• [REQUEST]: Filter the data for lines with the word "orange", then copy every line so identified.

• [EXCERPTED RECORDS]:
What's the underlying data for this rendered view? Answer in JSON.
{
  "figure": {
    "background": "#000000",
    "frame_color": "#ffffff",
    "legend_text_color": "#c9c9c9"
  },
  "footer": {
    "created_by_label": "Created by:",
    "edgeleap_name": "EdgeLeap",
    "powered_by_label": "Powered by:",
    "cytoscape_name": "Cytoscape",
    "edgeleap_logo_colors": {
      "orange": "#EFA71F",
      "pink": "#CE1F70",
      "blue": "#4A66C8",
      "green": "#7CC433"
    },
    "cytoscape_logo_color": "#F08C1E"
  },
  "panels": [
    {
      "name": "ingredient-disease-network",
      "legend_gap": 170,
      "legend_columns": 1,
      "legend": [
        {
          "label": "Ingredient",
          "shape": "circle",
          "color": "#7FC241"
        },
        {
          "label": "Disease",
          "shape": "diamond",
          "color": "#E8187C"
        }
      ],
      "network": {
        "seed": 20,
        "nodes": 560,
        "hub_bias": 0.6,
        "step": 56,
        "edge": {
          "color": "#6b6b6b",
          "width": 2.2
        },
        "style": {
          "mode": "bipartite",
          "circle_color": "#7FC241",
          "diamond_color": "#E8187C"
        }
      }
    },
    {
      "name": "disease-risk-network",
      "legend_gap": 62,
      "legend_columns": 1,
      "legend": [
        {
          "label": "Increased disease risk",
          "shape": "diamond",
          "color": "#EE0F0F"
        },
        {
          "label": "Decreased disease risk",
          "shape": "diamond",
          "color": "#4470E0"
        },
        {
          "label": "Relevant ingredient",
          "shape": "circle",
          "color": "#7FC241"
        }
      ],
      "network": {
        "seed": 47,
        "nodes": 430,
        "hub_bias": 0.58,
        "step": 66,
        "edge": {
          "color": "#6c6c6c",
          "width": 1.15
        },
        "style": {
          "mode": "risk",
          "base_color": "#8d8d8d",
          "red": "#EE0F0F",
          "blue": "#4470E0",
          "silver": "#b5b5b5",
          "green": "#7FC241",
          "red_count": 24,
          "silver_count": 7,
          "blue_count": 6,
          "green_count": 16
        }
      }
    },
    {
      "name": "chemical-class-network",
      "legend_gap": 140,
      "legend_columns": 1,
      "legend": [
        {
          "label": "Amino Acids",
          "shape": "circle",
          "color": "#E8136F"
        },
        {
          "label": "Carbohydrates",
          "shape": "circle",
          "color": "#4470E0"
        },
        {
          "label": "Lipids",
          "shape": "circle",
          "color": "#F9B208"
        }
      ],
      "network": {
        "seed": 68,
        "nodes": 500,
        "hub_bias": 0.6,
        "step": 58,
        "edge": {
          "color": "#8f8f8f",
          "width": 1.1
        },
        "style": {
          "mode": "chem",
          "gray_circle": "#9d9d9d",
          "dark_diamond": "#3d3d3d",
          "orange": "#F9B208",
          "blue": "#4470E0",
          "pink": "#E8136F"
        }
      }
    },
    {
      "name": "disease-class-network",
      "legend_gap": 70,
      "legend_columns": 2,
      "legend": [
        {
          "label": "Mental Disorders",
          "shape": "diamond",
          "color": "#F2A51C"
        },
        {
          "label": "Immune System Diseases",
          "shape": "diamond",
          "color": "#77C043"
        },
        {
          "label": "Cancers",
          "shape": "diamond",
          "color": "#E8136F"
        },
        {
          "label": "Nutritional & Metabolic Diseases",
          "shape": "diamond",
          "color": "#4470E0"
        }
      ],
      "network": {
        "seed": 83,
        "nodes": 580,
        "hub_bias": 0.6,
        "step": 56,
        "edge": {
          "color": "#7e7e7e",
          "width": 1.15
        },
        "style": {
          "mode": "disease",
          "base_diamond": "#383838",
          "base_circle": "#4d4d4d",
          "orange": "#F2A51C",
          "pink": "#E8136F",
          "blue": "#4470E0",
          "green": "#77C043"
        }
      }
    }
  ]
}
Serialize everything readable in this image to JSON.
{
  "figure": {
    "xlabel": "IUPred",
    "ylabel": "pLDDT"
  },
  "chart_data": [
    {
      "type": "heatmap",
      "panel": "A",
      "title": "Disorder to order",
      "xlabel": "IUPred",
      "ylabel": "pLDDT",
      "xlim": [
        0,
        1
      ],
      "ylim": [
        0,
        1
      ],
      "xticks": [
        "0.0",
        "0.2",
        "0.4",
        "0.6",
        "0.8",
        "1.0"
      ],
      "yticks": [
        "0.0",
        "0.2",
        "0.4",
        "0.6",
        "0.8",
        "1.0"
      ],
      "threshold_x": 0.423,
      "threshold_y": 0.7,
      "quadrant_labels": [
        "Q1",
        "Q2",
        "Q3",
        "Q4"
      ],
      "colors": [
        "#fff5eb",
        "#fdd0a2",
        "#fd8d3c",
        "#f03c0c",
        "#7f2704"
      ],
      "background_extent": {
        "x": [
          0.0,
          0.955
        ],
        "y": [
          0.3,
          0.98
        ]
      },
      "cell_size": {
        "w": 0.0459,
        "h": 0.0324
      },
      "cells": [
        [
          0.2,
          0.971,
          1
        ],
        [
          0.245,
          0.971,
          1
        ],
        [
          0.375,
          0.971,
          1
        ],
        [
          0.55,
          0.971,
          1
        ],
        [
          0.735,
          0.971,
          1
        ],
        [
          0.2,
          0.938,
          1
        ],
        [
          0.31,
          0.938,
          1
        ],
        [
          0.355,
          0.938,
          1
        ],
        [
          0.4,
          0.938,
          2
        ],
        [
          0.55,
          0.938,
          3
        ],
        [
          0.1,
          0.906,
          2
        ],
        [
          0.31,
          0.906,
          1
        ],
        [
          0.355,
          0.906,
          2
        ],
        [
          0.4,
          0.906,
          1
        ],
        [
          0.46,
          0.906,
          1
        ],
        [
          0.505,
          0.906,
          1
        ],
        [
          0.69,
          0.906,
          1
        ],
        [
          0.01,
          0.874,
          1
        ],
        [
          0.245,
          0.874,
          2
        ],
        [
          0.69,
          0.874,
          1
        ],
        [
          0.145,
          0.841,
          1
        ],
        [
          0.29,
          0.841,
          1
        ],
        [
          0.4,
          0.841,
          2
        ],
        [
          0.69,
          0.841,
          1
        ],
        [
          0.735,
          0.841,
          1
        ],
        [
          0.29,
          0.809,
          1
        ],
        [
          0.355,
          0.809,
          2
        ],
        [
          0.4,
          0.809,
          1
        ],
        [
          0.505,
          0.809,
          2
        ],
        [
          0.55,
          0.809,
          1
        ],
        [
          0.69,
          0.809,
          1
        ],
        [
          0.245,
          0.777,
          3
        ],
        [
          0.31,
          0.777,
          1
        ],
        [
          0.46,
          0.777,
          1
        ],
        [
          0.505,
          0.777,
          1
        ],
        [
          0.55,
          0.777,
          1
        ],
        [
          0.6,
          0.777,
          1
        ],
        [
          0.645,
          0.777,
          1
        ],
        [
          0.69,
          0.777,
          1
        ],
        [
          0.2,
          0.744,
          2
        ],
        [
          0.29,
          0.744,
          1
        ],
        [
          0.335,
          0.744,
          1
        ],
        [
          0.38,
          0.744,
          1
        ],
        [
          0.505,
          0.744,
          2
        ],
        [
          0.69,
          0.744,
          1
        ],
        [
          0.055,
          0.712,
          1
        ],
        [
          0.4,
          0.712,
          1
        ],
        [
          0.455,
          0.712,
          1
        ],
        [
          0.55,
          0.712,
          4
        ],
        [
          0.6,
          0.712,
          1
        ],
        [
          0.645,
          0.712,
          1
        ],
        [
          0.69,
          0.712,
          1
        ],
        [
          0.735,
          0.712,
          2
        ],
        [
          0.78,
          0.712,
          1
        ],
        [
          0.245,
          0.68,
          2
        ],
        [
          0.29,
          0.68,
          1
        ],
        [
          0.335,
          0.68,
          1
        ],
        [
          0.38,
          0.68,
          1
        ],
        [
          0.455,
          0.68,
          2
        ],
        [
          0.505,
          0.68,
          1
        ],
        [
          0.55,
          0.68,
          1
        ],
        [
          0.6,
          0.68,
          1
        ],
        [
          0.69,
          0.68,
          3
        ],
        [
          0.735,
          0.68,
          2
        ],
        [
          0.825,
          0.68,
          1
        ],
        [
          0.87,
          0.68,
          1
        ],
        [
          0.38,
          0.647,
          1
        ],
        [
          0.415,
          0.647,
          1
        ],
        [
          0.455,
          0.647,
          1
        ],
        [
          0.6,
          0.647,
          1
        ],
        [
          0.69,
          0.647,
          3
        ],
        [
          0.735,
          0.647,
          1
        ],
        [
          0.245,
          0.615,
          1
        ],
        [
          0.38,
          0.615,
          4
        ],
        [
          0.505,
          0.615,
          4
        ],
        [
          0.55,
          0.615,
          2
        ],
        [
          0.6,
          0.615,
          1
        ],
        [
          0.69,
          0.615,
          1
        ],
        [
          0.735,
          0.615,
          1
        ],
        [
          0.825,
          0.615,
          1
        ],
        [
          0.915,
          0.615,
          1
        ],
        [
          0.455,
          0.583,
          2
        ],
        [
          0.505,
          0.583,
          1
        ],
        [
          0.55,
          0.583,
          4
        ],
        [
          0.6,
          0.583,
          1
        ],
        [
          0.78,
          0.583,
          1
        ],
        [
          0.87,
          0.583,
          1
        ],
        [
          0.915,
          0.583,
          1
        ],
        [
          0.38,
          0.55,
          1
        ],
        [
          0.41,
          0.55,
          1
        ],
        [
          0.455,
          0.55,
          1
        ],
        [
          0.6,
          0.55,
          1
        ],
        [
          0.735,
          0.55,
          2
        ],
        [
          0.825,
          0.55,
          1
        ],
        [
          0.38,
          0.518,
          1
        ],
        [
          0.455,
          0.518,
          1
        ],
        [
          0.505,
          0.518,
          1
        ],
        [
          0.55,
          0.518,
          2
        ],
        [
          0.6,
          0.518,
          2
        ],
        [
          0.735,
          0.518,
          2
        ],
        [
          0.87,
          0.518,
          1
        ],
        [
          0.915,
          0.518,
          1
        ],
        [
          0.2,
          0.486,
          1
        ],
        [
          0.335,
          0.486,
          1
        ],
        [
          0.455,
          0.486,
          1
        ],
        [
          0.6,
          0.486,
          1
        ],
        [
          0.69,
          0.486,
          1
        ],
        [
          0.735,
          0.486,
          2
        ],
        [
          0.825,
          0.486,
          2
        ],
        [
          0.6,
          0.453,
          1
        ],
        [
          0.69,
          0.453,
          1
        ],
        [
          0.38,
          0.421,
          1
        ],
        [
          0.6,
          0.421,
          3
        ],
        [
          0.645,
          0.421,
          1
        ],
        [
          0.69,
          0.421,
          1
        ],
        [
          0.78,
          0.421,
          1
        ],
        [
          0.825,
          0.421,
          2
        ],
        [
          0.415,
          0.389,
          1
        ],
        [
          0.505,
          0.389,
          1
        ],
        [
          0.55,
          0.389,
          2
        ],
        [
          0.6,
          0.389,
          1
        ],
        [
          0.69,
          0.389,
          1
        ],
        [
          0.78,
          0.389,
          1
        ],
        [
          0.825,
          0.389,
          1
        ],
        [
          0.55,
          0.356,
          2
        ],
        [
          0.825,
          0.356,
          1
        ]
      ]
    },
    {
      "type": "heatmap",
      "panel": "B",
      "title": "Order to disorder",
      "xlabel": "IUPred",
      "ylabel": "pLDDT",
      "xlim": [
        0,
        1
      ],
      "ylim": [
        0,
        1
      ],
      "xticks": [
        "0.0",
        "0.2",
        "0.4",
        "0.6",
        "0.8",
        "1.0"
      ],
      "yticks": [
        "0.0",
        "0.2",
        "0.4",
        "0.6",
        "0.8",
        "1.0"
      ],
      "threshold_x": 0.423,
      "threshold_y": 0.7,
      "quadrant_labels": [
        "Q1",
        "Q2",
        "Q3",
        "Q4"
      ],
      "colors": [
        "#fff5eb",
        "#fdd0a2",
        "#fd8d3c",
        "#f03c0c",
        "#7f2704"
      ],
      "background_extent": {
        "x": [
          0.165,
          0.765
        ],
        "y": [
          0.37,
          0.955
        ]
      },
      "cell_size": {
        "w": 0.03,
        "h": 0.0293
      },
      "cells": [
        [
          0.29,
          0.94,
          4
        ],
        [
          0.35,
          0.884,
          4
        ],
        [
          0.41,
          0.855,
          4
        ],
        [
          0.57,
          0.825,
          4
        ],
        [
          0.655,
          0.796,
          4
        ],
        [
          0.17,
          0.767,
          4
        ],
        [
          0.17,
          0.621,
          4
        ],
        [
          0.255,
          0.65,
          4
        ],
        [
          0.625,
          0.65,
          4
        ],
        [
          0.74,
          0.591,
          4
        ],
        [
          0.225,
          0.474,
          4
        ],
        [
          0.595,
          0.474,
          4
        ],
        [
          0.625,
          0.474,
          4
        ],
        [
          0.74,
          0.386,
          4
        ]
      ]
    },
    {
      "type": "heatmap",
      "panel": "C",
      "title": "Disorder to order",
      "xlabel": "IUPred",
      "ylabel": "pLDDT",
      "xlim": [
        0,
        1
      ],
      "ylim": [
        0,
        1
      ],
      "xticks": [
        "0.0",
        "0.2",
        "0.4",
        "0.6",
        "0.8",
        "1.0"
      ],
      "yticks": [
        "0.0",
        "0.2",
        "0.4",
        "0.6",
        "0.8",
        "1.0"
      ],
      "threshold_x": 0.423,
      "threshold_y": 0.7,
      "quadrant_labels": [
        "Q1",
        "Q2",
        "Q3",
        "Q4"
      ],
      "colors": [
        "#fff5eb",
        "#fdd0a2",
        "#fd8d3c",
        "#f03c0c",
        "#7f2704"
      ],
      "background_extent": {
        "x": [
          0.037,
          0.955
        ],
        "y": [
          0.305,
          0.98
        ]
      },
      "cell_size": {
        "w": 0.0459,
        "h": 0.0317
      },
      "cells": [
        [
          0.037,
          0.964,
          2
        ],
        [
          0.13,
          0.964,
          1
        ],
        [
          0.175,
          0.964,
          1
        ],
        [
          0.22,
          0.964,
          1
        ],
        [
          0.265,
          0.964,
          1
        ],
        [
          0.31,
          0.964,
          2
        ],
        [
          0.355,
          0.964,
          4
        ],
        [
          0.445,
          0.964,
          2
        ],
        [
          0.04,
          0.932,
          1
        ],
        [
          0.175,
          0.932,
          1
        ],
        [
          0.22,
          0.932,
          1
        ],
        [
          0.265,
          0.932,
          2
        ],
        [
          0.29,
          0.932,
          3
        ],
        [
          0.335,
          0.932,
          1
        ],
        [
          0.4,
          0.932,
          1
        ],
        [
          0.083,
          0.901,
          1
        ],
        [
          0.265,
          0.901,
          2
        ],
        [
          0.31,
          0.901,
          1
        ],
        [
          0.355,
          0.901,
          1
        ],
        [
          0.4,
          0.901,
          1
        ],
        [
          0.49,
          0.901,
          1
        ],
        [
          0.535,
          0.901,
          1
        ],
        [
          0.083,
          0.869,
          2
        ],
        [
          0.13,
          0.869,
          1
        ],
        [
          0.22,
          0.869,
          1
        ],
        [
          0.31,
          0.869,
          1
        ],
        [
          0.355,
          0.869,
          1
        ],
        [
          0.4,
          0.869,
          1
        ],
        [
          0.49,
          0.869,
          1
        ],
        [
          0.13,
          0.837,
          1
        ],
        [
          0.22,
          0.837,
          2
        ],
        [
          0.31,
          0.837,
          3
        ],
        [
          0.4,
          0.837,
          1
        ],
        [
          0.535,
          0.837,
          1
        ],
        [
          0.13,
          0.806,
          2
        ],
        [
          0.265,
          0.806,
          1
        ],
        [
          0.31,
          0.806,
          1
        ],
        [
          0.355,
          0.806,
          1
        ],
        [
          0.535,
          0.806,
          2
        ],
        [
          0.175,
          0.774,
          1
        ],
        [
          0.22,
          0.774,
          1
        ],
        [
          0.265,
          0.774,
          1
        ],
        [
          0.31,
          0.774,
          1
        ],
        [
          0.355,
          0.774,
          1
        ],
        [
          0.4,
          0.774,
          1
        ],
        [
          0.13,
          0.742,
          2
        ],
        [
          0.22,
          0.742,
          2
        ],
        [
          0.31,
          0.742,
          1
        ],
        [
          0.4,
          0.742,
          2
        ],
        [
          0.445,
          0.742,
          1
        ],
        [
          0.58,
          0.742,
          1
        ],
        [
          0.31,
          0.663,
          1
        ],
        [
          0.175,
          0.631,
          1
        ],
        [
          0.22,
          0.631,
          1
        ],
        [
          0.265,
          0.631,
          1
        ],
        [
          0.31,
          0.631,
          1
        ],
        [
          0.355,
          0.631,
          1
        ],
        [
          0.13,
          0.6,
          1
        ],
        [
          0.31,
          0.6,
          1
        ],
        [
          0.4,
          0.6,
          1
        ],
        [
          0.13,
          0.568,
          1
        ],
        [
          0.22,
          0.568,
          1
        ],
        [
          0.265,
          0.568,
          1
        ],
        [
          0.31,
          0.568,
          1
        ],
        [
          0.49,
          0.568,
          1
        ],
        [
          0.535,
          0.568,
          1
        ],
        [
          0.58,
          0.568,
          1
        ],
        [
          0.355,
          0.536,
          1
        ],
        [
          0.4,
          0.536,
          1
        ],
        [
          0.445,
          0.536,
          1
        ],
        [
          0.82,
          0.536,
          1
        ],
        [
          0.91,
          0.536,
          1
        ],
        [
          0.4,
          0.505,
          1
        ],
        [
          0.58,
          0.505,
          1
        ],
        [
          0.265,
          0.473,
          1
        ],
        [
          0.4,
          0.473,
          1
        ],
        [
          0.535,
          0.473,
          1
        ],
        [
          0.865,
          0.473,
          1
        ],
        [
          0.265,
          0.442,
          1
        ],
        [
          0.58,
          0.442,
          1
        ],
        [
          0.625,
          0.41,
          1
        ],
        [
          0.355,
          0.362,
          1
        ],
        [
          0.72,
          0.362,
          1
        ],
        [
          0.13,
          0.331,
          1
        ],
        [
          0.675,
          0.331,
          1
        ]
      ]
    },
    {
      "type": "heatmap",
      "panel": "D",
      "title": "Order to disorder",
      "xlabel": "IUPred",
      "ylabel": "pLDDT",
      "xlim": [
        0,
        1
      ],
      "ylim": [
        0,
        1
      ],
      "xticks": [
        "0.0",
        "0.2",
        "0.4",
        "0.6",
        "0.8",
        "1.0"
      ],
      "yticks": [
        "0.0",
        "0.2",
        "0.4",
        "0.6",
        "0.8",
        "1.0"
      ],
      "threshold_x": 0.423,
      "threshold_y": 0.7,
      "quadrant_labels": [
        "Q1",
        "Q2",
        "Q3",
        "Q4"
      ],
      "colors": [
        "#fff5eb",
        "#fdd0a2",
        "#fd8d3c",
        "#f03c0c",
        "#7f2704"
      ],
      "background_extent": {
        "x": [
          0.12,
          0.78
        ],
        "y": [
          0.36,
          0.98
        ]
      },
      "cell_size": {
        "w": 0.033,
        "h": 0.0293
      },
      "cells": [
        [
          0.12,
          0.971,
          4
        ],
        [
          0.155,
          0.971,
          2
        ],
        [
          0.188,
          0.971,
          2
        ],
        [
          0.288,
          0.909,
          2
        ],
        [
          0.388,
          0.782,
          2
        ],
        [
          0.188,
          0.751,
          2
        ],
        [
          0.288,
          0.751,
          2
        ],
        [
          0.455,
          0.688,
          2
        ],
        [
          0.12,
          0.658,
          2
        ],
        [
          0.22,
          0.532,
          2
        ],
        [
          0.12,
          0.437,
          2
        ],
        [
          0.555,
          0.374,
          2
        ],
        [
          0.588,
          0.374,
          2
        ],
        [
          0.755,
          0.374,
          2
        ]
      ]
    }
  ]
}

• [SOLVED PROBLEM]:
      "orange": "#EFA71F",
          "orange": "#F9B208",
          "orange": "#F2A51C",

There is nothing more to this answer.